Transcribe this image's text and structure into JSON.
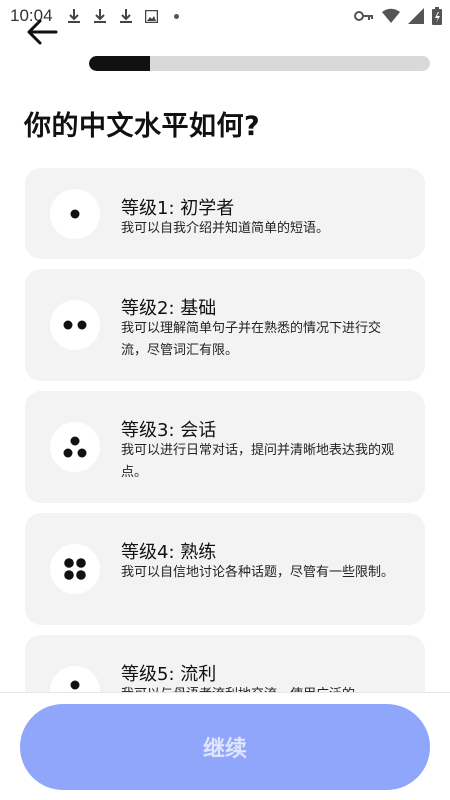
{
  "status_bar": {
    "time": "10:04",
    "left_icons": [
      "download-icon",
      "download-icon",
      "download-icon",
      "image-icon",
      "dot-icon"
    ],
    "right_icons": [
      "key-icon",
      "wifi-icon",
      "signal-icon",
      "battery-icon"
    ]
  },
  "header": {
    "back_icon": "arrow-left-icon",
    "progress_fraction": 0.18
  },
  "page": {
    "title": "你的中文水平如何?"
  },
  "levels": [
    {
      "title": "等级1: 初学者",
      "description": "我可以自我介绍并知道简单的短语。",
      "icon": "one-dot-icon"
    },
    {
      "title": "等级2: 基础",
      "description": "我可以理解简单句子并在熟悉的情况下进行交流，尽管词汇有限。",
      "icon": "two-dots-icon"
    },
    {
      "title": "等级3: 会话",
      "description": "我可以进行日常对话，提问并清晰地表达我的观点。",
      "icon": "three-dots-icon"
    },
    {
      "title": "等级4: 熟练",
      "description": "我可以自信地讨论各种话题，尽管有一些限制。",
      "icon": "four-dots-icon"
    },
    {
      "title": "等级5: 流利",
      "description": "我可以与母语者流利地交流，使用广泛的",
      "icon": "three-dots-icon"
    }
  ],
  "footer": {
    "continue_label": "继续"
  },
  "colors": {
    "accent_button": "#8fa6fb",
    "card_bg": "#f3f3f3",
    "progress_fill": "#111111",
    "progress_track": "#d9d9d9"
  }
}
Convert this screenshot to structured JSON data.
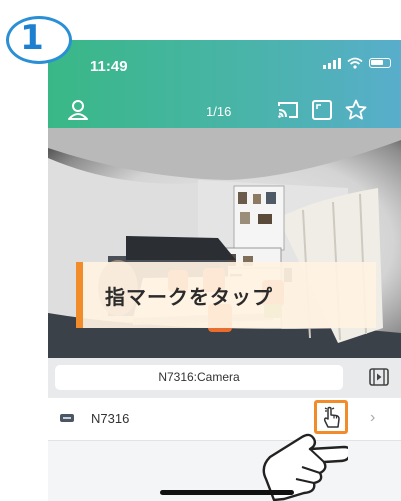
{
  "step_number": "1",
  "status_bar": {
    "time": "11:49"
  },
  "toolbar": {
    "camera_counter": "1/16",
    "icons": [
      "user-icon",
      "cast-icon",
      "fullscreen-icon",
      "star-icon"
    ]
  },
  "overlay": {
    "instruction": "指マークをタップ"
  },
  "camera_bar": {
    "camera_name": "N7316:Camera"
  },
  "device_list": {
    "items": [
      {
        "name": "N7316"
      }
    ]
  },
  "colors": {
    "header_start": "#39b886",
    "header_end": "#58aecb",
    "accent_orange": "#f28b2a",
    "badge_blue": "#2b8fd6"
  }
}
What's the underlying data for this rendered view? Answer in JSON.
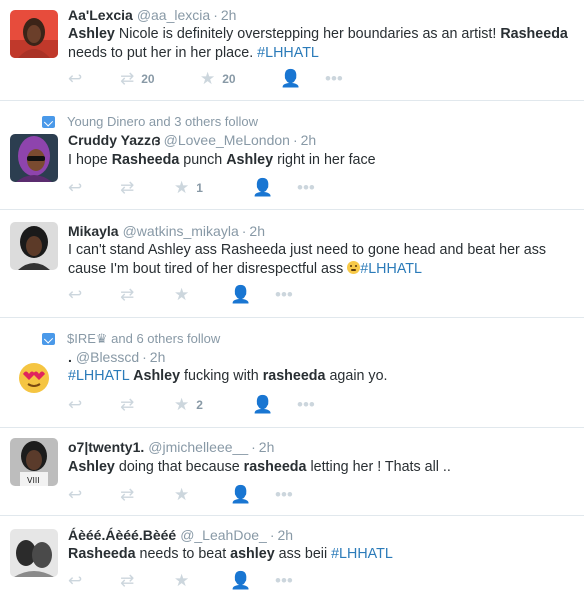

### Goal
Keep the pictures out of the copy and return the rest of the data above exactly.

### Task response
Transcribe this image's text and structure into JSON.
{
  "status_bar": {
    "time": "10:04",
    "left_icons": [
      "download-icon",
      "download-icon",
      "download-icon",
      "image-icon",
      "dot-icon"
    ],
    "right_icons": [
      "key-icon",
      "wifi-icon",
      "signal-icon",
      "battery-icon"
    ]
  },
  "header": {
    "back_icon": "arrow-left-icon",
    "progress_fraction": 0.18
  },
  "page": {
    "title": "你的中文水平如何?"
  },
  "levels": [
    {
      "title": "等级1: 初学者",
      "description": "我可以自我介绍并知道简单的短语。",
      "icon": "one-dot-icon"
    },
    {
      "title": "等级2: 基础",
      "description": "我可以理解简单句子并在熟悉的情况下进行交流，尽管词汇有限。",
      "icon": "two-dots-icon"
    },
    {
      "title": "等级3: 会话",
      "description": "我可以进行日常对话，提问并清晰地表达我的观点。",
      "icon": "three-dots-icon"
    },
    {
      "title": "等级4: 熟练",
      "description": "我可以自信地讨论各种话题，尽管有一些限制。",
      "icon": "four-dots-icon"
    },
    {
      "title": "等级5: 流利",
      "description": "我可以与母语者流利地交流，使用广泛的",
      "icon": "three-dots-icon"
    }
  ],
  "footer": {
    "continue_label": "继续"
  },
  "colors": {
    "accent_button": "#8fa6fb",
    "card_bg": "#f3f3f3",
    "progress_fill": "#111111",
    "progress_track": "#d9d9d9"
  }
}
Convert this screenshot to structured JSON data.
{
  "step_number": "1",
  "status_bar": {
    "time": "11:49"
  },
  "toolbar": {
    "camera_counter": "1/16",
    "icons": [
      "user-icon",
      "cast-icon",
      "fullscreen-icon",
      "star-icon"
    ]
  },
  "overlay": {
    "instruction": "指マークをタップ"
  },
  "camera_bar": {
    "camera_name": "N7316:Camera"
  },
  "device_list": {
    "items": [
      {
        "name": "N7316"
      }
    ]
  },
  "colors": {
    "header_start": "#39b886",
    "header_end": "#58aecb",
    "accent_orange": "#f28b2a",
    "badge_blue": "#2b8fd6"
  }
}
What's the underlying data for this rendered view? Answer in JSON.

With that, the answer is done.